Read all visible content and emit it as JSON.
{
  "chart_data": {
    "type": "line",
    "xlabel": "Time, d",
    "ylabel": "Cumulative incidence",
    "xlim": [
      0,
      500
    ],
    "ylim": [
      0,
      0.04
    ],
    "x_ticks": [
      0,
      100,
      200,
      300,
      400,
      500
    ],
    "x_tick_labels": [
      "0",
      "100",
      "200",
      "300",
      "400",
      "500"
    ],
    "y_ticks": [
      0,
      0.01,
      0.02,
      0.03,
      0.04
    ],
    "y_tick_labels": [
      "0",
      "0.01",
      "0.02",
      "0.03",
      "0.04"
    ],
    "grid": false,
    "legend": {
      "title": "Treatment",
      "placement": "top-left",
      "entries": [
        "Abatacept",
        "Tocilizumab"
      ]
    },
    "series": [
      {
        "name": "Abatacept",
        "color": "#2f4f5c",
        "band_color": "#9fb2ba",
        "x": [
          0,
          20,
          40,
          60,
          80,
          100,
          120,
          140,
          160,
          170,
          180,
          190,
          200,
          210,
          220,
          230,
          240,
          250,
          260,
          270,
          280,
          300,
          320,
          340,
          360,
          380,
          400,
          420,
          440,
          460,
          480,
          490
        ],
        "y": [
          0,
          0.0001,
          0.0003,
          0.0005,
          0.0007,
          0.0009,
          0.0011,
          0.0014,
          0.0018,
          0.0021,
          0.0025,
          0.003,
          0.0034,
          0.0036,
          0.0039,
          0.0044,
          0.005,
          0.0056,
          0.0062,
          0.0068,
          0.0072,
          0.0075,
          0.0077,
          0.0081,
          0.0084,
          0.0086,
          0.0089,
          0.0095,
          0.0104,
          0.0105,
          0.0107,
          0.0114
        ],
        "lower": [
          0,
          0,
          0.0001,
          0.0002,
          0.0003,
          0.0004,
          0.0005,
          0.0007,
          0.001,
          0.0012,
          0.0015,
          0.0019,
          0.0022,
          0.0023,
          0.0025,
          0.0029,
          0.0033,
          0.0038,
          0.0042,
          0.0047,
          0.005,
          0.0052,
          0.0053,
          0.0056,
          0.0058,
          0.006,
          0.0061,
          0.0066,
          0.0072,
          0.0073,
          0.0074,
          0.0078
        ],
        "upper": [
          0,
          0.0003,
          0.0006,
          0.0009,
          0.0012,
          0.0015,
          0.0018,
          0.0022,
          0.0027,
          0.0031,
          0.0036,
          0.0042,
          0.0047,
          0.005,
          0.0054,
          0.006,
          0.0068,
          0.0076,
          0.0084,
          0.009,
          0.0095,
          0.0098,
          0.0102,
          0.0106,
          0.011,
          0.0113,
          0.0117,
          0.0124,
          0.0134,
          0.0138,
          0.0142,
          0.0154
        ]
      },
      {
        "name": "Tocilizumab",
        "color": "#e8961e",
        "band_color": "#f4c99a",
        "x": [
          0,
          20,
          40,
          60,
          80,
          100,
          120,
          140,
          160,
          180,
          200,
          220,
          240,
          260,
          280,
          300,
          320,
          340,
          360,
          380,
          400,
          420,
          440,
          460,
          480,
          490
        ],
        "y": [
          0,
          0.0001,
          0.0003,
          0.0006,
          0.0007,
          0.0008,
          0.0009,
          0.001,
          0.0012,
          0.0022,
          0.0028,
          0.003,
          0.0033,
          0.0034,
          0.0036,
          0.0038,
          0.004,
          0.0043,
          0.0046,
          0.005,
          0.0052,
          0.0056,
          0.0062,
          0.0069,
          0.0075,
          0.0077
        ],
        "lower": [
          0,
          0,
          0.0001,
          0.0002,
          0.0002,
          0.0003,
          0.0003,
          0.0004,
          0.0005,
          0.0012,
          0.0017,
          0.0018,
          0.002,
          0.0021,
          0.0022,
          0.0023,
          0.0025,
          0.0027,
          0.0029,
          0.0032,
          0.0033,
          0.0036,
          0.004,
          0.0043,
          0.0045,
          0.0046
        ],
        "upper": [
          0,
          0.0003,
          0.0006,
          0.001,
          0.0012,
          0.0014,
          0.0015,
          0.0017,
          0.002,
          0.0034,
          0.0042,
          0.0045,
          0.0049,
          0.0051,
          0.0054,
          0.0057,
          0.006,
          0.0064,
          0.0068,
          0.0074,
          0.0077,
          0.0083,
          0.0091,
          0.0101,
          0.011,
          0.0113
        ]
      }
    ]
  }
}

*-*-*

■ **DESCRIPTION OF THE TASK**: Exactly reproduce all of the entries.

■ **ANSWER TO THIS PROBLEM**:
Read all visible content and emit it as JSON.
{
  "chart_data": {
    "type": "line",
    "xlabel": "Time, d",
    "ylabel": "Cumulative incidence",
    "xlim": [
      0,
      500
    ],
    "ylim": [
      0,
      0.04
    ],
    "x_ticks": [
      0,
      100,
      200,
      300,
      400,
      500
    ],
    "x_tick_labels": [
      "0",
      "100",
      "200",
      "300",
      "400",
      "500"
    ],
    "y_ticks": [
      0,
      0.01,
      0.02,
      0.03,
      0.04
    ],
    "y_tick_labels": [
      "0",
      "0.01",
      "0.02",
      "0.03",
      "0.04"
    ],
    "grid": false,
    "legend": {
      "title": "Treatment",
      "placement": "top-left",
      "entries": [
        "Abatacept",
        "Tocilizumab"
      ]
    },
    "series": [
      {
        "name": "Abatacept",
        "color": "#2f4f5c",
        "band_color": "#9fb2ba",
        "x": [
          0,
          20,
          40,
          60,
          80,
          100,
          120,
          140,
          160,
          170,
          180,
          190,
          200,
          210,
          220,
          230,
          240,
          250,
          260,
          270,
          280,
          300,
          320,
          340,
          360,
          380,
          400,
          420,
          440,
          460,
          480,
          490
        ],
        "y": [
          0,
          0.0001,
          0.0003,
          0.0005,
          0.0007,
          0.0009,
          0.0011,
          0.0014,
          0.0018,
          0.0021,
          0.0025,
          0.003,
          0.0034,
          0.0036,
          0.0039,
          0.0044,
          0.005,
          0.0056,
          0.0062,
          0.0068,
          0.0072,
          0.0075,
          0.0077,
          0.0081,
          0.0084,
          0.0086,
          0.0089,
          0.0095,
          0.0104,
          0.0105,
          0.0107,
          0.0114
        ],
        "lower": [
          0,
          0,
          0.0001,
          0.0002,
          0.0003,
          0.0004,
          0.0005,
          0.0007,
          0.001,
          0.0012,
          0.0015,
          0.0019,
          0.0022,
          0.0023,
          0.0025,
          0.0029,
          0.0033,
          0.0038,
          0.0042,
          0.0047,
          0.005,
          0.0052,
          0.0053,
          0.0056,
          0.0058,
          0.006,
          0.0061,
          0.0066,
          0.0072,
          0.0073,
          0.0074,
          0.0078
        ],
        "upper": [
          0,
          0.0003,
          0.0006,
          0.0009,
          0.0012,
          0.0015,
          0.0018,
          0.0022,
          0.0027,
          0.0031,
          0.0036,
          0.0042,
          0.0047,
          0.005,
          0.0054,
          0.006,
          0.0068,
          0.0076,
          0.0084,
          0.009,
          0.0095,
          0.0098,
          0.0102,
          0.0106,
          0.011,
          0.0113,
          0.0117,
          0.0124,
          0.0134,
          0.0138,
          0.0142,
          0.0154
        ]
      },
      {
        "name": "Tocilizumab",
        "color": "#e8961e",
        "band_color": "#f4c99a",
        "x": [
          0,
          20,
          40,
          60,
          80,
          100,
          120,
          140,
          160,
          180,
          200,
          220,
          240,
          260,
          280,
          300,
          320,
          340,
          360,
          380,
          400,
          420,
          440,
          460,
          480,
          490
        ],
        "y": [
          0,
          0.0001,
          0.0003,
          0.0006,
          0.0007,
          0.0008,
          0.0009,
          0.001,
          0.0012,
          0.0022,
          0.0028,
          0.003,
          0.0033,
          0.0034,
          0.0036,
          0.0038,
          0.004,
          0.0043,
          0.0046,
          0.005,
          0.0052,
          0.0056,
          0.0062,
          0.0069,
          0.0075,
          0.0077
        ],
        "lower": [
          0,
          0,
          0.0001,
          0.0002,
          0.0002,
          0.0003,
          0.0003,
          0.0004,
          0.0005,
          0.0012,
          0.0017,
          0.0018,
          0.002,
          0.0021,
          0.0022,
          0.0023,
          0.0025,
          0.0027,
          0.0029,
          0.0032,
          0.0033,
          0.0036,
          0.004,
          0.0043,
          0.0045,
          0.0046
        ],
        "upper": [
          0,
          0.0003,
          0.0006,
          0.001,
          0.0012,
          0.0014,
          0.0015,
          0.0017,
          0.002,
          0.0034,
          0.0042,
          0.0045,
          0.0049,
          0.0051,
          0.0054,
          0.0057,
          0.006,
          0.0064,
          0.0068,
          0.0074,
          0.0077,
          0.0083,
          0.0091,
          0.0101,
          0.011,
          0.0113
        ]
      }
    ]
  }
}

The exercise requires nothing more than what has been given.